### Task statement
Output the full listing word for word.

-- Begin Entries shown --

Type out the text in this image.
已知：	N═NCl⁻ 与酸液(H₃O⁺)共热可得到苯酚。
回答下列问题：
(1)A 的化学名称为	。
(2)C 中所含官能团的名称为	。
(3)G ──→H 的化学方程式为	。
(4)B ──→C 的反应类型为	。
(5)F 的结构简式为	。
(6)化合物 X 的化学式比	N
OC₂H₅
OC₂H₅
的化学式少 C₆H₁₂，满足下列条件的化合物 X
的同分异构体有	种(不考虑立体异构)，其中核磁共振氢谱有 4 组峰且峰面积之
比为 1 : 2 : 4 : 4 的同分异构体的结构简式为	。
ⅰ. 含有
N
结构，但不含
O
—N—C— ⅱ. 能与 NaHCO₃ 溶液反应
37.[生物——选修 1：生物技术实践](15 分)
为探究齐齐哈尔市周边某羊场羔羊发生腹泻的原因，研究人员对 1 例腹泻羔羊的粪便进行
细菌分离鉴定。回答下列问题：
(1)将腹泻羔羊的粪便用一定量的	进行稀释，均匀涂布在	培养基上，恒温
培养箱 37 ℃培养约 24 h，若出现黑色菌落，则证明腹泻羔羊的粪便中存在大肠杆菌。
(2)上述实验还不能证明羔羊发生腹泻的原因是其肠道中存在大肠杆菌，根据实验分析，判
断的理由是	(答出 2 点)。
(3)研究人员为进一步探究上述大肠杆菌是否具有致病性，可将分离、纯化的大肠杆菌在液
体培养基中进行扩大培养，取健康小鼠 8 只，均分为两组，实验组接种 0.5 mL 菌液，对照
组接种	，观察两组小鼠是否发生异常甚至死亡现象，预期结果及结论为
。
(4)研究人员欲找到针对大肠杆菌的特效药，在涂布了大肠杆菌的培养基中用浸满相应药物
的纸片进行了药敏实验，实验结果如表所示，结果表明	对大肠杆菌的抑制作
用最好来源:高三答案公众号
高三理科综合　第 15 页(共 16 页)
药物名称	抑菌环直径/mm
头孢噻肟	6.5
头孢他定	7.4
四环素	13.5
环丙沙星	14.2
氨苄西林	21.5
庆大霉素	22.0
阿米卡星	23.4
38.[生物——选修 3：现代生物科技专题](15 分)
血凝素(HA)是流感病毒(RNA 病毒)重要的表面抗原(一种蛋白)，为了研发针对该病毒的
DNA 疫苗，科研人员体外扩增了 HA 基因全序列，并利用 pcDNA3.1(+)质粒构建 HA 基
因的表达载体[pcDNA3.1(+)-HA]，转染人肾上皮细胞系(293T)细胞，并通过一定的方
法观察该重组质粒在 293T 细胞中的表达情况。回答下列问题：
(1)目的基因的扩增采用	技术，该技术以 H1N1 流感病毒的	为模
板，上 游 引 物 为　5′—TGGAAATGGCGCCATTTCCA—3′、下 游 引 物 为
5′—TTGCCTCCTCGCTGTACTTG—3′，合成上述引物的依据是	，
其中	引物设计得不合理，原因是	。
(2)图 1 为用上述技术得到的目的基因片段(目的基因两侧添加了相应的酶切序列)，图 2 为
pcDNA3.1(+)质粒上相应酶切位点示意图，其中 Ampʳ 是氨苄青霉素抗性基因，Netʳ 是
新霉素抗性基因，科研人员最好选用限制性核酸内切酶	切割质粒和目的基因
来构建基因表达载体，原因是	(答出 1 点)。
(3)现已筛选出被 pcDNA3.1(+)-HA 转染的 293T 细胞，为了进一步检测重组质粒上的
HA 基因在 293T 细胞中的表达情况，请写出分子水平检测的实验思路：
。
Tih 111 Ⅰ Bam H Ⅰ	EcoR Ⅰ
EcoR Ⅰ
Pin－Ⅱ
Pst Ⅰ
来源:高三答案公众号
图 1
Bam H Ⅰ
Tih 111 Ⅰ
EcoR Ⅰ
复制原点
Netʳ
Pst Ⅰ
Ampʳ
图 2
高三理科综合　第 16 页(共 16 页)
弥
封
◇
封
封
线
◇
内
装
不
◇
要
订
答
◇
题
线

-- End Entries shown --

### Exercise solution
Type out the text in this image.
已知：	N═NCl⁻ 与酸液(H₃O⁺)共热可得到苯酚。
回答下列问题：
(1)A 的化学名称为	。
(2)C 中所含官能团的名称为	。
(3)G ──→H 的化学方程式为	。
(4)B ──→C 的反应类型为	。
(5)F 的结构简式为	。
(6)化合物 X 的化学式比	N
OC₂H₅
OC₂H₅
的化学式少 C₆H₁₂，满足下列条件的化合物 X
的同分异构体有	种(不考虑立体异构)，其中核磁共振氢谱有 4 组峰且峰面积之
比为 1 : 2 : 4 : 4 的同分异构体的结构简式为	。
ⅰ. 含有
N
结构，但不含
O
—N—C— ⅱ. 能与 NaHCO₃ 溶液反应
37.[生物——选修 1：生物技术实践](15 分)
为探究齐齐哈尔市周边某羊场羔羊发生腹泻的原因，研究人员对 1 例腹泻羔羊的粪便进行
细菌分离鉴定。回答下列问题：
(1)将腹泻羔羊的粪便用一定量的	进行稀释，均匀涂布在	培养基上，恒温
培养箱 37 ℃培养约 24 h，若出现黑色菌落，则证明腹泻羔羊的粪便中存在大肠杆菌。
(2)上述实验还不能证明羔羊发生腹泻的原因是其肠道中存在大肠杆菌，根据实验分析，判
断的理由是	(答出 2 点)。
(3)研究人员为进一步探究上述大肠杆菌是否具有致病性，可将分离、纯化的大肠杆菌在液
体培养基中进行扩大培养，取健康小鼠 8 只，均分为两组，实验组接种 0.5 mL 菌液，对照
组接种	，观察两组小鼠是否发生异常甚至死亡现象，预期结果及结论为
。
(4)研究人员欲找到针对大肠杆菌的特效药，在涂布了大肠杆菌的培养基中用浸满相应药物
的纸片进行了药敏实验，实验结果如表所示，结果表明	对大肠杆菌的抑制作
用最好来源:高三答案公众号
高三理科综合　第 15 页(共 16 页)
药物名称	抑菌环直径/mm
头孢噻肟	6.5
头孢他定	7.4
四环素	13.5
环丙沙星	14.2
氨苄西林	21.5
庆大霉素	22.0
阿米卡星	23.4
38.[生物——选修 3：现代生物科技专题](15 分)
血凝素(HA)是流感病毒(RNA 病毒)重要的表面抗原(一种蛋白)，为了研发针对该病毒的
DNA 疫苗，科研人员体外扩增了 HA 基因全序列，并利用 pcDNA3.1(+)质粒构建 HA 基
因的表达载体[pcDNA3.1(+)-HA]，转染人肾上皮细胞系(293T)细胞，并通过一定的方
法观察该重组质粒在 293T 细胞中的表达情况。回答下列问题：
(1)目的基因的扩增采用	技术，该技术以 H1N1 流感病毒的	为模
板，上 游 引 物 为　5′—TGGAAATGGCGCCATTTCCA—3′、下 游 引 物 为
5′—TTGCCTCCTCGCTGTACTTG—3′，合成上述引物的依据是	，
其中	引物设计得不合理，原因是	。
(2)图 1 为用上述技术得到的目的基因片段(目的基因两侧添加了相应的酶切序列)，图 2 为
pcDNA3.1(+)质粒上相应酶切位点示意图，其中 Ampʳ 是氨苄青霉素抗性基因，Netʳ 是
新霉素抗性基因，科研人员最好选用限制性核酸内切酶	切割质粒和目的基因
来构建基因表达载体，原因是	(答出 1 点)。
(3)现已筛选出被 pcDNA3.1(+)-HA 转染的 293T 细胞，为了进一步检测重组质粒上的
HA 基因在 293T 细胞中的表达情况，请写出分子水平检测的实验思路：
。
Tih 111 Ⅰ Bam H Ⅰ	EcoR Ⅰ
EcoR Ⅰ
Pin－Ⅱ
Pst Ⅰ
来源:高三答案公众号
图 1
Bam H Ⅰ
Tih 111 Ⅰ
EcoR Ⅰ
复制原点
Netʳ
Pst Ⅰ
Ampʳ
图 2
高三理科综合　第 16 页(共 16 页)
弥
封
◇
封
封
线
◇
内
装
不
◇
要
订
答
◇
题
线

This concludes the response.